■ Short problem
Return, without changing a character, the entries in the stretch from the line containing "7, 624, 12]" through the line containing "256, 571, 265]", and nothing else.

╔══

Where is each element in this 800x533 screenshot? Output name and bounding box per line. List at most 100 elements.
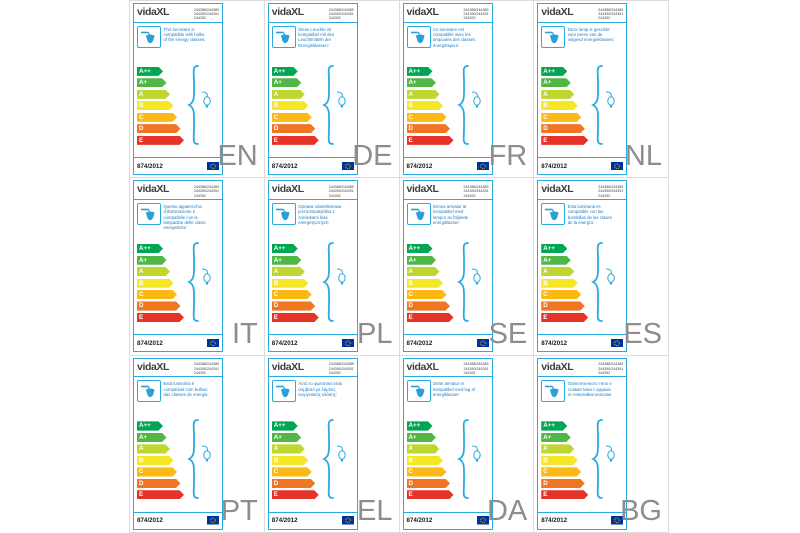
product-code-line: 244388/244389	[598, 7, 624, 12]
description-line: das classes de energia:	[163, 391, 209, 397]
product-code-line: 244390/244391	[328, 189, 354, 194]
energy-class-arrow-d: D	[407, 301, 451, 310]
energy-label: vidaXL 244388/244389 244390/244391 24439…	[402, 357, 493, 530]
language-code: IT	[231, 317, 258, 350]
description-line: voor peren van de	[567, 32, 603, 38]
energy-class-arrow-ap: A+	[541, 256, 571, 265]
description-text: Αυτό το φωτιστικό είναι συμβατό με λάμπε…	[298, 380, 342, 417]
language-code: NL	[624, 140, 662, 173]
energy-class-arrow-b: B	[407, 279, 444, 288]
product-codes: 244388/244389 244390/244391 244392	[598, 361, 624, 376]
energy-class-arrow-b: B	[407, 456, 444, 465]
description-text: Questo apparecchio d'illuminazione è com…	[164, 203, 206, 240]
eu-flag-icon	[341, 157, 354, 174]
energy-label: vidaXL 244388/244389 244390/244391 24439…	[537, 3, 628, 175]
energy-class-arrow-c: C	[541, 467, 581, 476]
language-code: DA	[486, 494, 528, 527]
label-footer: 874/2012	[538, 511, 627, 529]
energy-scale: A++ A+ A B C D E	[134, 240, 222, 334]
wall-lamp-icon	[271, 203, 296, 226]
label-footer: 874/2012	[403, 157, 492, 174]
language-cell: vidaXL 244388/244389 244390/244391 24439…	[399, 355, 535, 533]
language-cell: vidaXL 244388/244389 244390/244391 24439…	[264, 1, 400, 179]
curly-brace-icon	[321, 419, 336, 504]
product-code-line: 244390/244391	[328, 366, 354, 371]
product-code-line: 244392	[598, 16, 611, 21]
language-cell: vidaXL 244388/244389 244390/244391 24439…	[399, 178, 535, 356]
energy-class-arrow-a: A	[541, 267, 574, 276]
curly-brace-icon	[186, 64, 201, 150]
energy-class-arrow-ap: A+	[272, 78, 302, 87]
energy-class-arrow-ap: A+	[272, 256, 302, 265]
energy-class-arrow-c: C	[541, 290, 581, 299]
regulation-number: 874/2012	[541, 517, 568, 525]
product-code-line: 244392	[328, 193, 341, 198]
product-code-line: 244390/244391	[194, 189, 219, 194]
energy-class-arrow-d: D	[407, 124, 451, 133]
energy-class-arrow-ap: A+	[541, 78, 571, 87]
product-codes: 244388/244389 244390/244391 244392	[194, 6, 220, 21]
description-line: Energieklassen:	[298, 42, 329, 48]
description-row: Questo apparecchio d'illuminazione è com…	[134, 200, 222, 240]
description-line: Осветителното тяло е	[567, 381, 612, 387]
energy-class-arrow-c: C	[272, 467, 312, 476]
energy-class-arrow-b: B	[541, 279, 578, 288]
description-line: jest kompatybilna z	[298, 209, 335, 215]
description-line: Deze lamp is geschikt	[567, 26, 610, 32]
regulation-number: 874/2012	[137, 162, 163, 170]
vidaxl-logo: vidaXL	[137, 360, 170, 373]
language-cell: vidaXL 244388/244389 244390/244391 24439…	[130, 355, 265, 533]
description-line: συμβατό με λάμπες	[298, 386, 336, 392]
energy-scale: A++ A+ A B C D E	[269, 240, 357, 334]
energy-class-arrow-d: D	[272, 301, 316, 310]
product-code-line: 244388/244389	[463, 184, 489, 189]
product-code-line: 244388/244389	[598, 184, 624, 189]
description-row: Ce luminaire est compatible avec les amp…	[404, 23, 492, 63]
product-code-line: 244392	[194, 370, 207, 375]
description-text: Осветителното тяло е съвместимо с крушки…	[568, 380, 613, 417]
eu-flag-icon	[476, 512, 489, 529]
energy-arrows: A++ A+ A B C D E	[272, 67, 357, 145]
product-code-line: 244388/244389	[463, 7, 489, 12]
description-line: съвместимо с крушки	[567, 386, 611, 392]
wall-lamp-icon	[137, 25, 161, 48]
pendant-lamp-icon	[604, 91, 617, 115]
eu-flag-icon	[611, 512, 624, 529]
vidaxl-logo: vidaXL	[541, 360, 574, 373]
language-code: SE	[488, 317, 528, 350]
description-line: Dette armatur er	[433, 381, 465, 387]
label-footer: 874/2012	[268, 157, 357, 174]
energy-class-arrow-e: E	[272, 313, 319, 322]
wall-lamp-icon	[137, 203, 161, 226]
label-header: vidaXL 244388/244389 244390/244391 24439…	[134, 359, 222, 378]
vidaxl-logo: vidaXL	[541, 6, 574, 18]
product-code-line: 244388/244389	[463, 362, 489, 367]
description-line: ampoules des classes	[433, 37, 476, 43]
pendant-lamp-icon	[200, 268, 213, 292]
energy-arrows: A++ A+ A B C D E	[137, 244, 222, 322]
description-line: kompatibel med	[433, 209, 464, 215]
energy-class-arrow-e: E	[137, 490, 184, 499]
product-codes: 244388/244389 244390/244391 244392	[464, 6, 490, 21]
description-text: Esta luminaria es compatible con las bom…	[568, 203, 612, 240]
regulation-number: 874/2012	[541, 162, 568, 170]
energy-label: vidaXL 244388/244389 244390/244391 24439…	[537, 180, 628, 353]
energy-class-arrow-d: D	[541, 124, 585, 133]
language-cell: vidaXL 244388/244389 244390/244391 24439…	[130, 178, 265, 356]
energy-arrows: A++ A+ A B C D E	[541, 244, 626, 322]
description-text: Diese Leuchte ist kompatibel mit den Leu…	[298, 26, 334, 63]
energy-class-arrow-a: A	[137, 444, 170, 453]
description-text: Deze lamp is geschikt voor peren van de …	[568, 26, 614, 63]
curly-brace-icon	[591, 64, 605, 150]
energy-class-arrow-app: A++	[541, 244, 567, 253]
description-line: Diese Leuchte ist	[298, 26, 332, 32]
energy-class-arrow-c: C	[407, 290, 447, 299]
language-code: ES	[623, 317, 662, 350]
energy-class-arrow-e: E	[272, 490, 319, 499]
product-code-line: 244392	[463, 193, 476, 198]
regulation-number: 874/2012	[137, 517, 163, 525]
product-codes: 244388/244389 244390/244391 244392	[329, 6, 355, 21]
description-line: от енергийни класове:	[567, 391, 613, 397]
energy-label: vidaXL 244388/244389 244390/244391 24439…	[133, 357, 223, 530]
energy-class-arrow-app: A++	[137, 244, 163, 253]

╚══

■ Written response
product-code-line: 244388/244389	[598, 7, 624, 12]
description-line: das classes de energia:	[163, 391, 209, 397]
product-code-line: 244390/244391	[328, 189, 354, 194]
energy-class-arrow-d: D	[407, 301, 451, 310]
energy-label: vidaXL 244388/244389 244390/244391 24439…	[402, 357, 493, 530]
language-code: IT	[231, 317, 258, 350]
description-line: voor peren van de	[567, 32, 603, 38]
energy-class-arrow-ap: A+	[541, 256, 571, 265]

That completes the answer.